- **Problem**:
Filter the records below for the word "Transform". Copy each line that holds it.

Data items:
______

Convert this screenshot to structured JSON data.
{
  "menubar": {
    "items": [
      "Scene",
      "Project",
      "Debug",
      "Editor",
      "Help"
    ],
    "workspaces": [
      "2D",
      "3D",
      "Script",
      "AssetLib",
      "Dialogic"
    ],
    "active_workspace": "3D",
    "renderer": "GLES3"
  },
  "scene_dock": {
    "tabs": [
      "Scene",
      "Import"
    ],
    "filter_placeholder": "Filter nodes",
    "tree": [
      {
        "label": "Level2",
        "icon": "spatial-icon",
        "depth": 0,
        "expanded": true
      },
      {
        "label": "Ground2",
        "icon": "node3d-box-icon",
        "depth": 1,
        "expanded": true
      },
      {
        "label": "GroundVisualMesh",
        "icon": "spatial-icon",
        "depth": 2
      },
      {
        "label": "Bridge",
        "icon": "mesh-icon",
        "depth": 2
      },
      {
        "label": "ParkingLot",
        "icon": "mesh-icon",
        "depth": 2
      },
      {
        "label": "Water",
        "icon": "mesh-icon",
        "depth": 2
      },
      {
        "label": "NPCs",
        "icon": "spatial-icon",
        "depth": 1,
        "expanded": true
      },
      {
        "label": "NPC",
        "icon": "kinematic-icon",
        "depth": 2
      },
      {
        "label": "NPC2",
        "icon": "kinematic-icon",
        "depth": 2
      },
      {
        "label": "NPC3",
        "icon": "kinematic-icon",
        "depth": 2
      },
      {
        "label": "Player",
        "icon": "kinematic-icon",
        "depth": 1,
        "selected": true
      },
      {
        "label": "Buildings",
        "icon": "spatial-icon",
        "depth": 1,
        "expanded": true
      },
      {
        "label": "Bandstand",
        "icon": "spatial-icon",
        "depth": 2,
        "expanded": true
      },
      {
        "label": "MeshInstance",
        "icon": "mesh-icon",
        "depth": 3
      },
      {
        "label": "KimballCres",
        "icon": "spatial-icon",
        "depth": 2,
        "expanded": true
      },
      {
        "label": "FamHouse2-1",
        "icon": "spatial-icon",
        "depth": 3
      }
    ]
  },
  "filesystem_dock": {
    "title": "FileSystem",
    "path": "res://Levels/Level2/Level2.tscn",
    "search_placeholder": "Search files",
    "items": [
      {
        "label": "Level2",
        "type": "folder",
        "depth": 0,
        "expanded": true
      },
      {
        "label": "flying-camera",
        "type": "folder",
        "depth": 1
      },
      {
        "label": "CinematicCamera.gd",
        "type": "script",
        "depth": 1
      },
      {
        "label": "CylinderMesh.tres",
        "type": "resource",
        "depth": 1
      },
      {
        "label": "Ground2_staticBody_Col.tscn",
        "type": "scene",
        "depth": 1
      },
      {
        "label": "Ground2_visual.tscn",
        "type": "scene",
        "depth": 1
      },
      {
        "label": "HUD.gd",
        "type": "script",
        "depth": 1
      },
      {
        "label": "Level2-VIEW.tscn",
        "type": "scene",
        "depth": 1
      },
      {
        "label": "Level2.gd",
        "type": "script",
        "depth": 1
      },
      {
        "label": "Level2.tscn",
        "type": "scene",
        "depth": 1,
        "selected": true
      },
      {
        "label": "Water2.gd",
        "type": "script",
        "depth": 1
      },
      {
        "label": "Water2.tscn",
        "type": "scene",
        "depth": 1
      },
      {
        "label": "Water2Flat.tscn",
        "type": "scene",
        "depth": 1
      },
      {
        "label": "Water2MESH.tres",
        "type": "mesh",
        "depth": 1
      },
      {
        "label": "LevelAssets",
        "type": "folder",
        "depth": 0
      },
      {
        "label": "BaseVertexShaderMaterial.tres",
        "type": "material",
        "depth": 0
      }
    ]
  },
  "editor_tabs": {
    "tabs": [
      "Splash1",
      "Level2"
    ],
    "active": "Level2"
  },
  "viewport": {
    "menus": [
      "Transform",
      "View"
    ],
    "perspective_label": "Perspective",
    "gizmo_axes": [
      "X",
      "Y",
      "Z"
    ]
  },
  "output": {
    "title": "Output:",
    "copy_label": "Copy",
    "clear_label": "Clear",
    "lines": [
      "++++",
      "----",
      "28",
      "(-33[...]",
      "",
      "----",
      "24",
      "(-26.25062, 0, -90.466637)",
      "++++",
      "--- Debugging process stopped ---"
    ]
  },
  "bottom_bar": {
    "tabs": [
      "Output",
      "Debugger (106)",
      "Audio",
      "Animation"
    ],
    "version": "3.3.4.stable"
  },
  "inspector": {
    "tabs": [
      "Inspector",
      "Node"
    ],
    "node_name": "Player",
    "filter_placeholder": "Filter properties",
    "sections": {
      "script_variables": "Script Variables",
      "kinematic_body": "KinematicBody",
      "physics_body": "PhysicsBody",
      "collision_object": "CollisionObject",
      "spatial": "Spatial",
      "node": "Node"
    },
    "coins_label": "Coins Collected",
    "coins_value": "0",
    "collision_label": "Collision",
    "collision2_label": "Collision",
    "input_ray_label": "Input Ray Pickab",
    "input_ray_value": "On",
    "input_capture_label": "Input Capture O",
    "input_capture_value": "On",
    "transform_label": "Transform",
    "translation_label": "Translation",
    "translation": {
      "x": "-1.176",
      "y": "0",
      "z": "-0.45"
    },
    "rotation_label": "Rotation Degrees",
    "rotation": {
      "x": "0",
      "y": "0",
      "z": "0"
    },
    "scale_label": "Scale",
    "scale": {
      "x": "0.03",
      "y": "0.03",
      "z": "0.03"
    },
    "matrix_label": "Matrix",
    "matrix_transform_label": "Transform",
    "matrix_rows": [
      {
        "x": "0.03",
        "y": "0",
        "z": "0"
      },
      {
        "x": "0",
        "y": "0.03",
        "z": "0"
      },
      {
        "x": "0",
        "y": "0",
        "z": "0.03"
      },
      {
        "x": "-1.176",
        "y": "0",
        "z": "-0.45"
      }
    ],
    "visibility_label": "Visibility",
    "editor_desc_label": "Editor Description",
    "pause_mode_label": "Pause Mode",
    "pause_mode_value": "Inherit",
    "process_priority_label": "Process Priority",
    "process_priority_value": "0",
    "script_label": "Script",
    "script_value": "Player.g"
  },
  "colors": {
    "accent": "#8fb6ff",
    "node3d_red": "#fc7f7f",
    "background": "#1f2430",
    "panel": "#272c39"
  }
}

______

- **Task solution**:
      "Transform",
    "transform_label": "Transform",
    "matrix_transform_label": "Transform",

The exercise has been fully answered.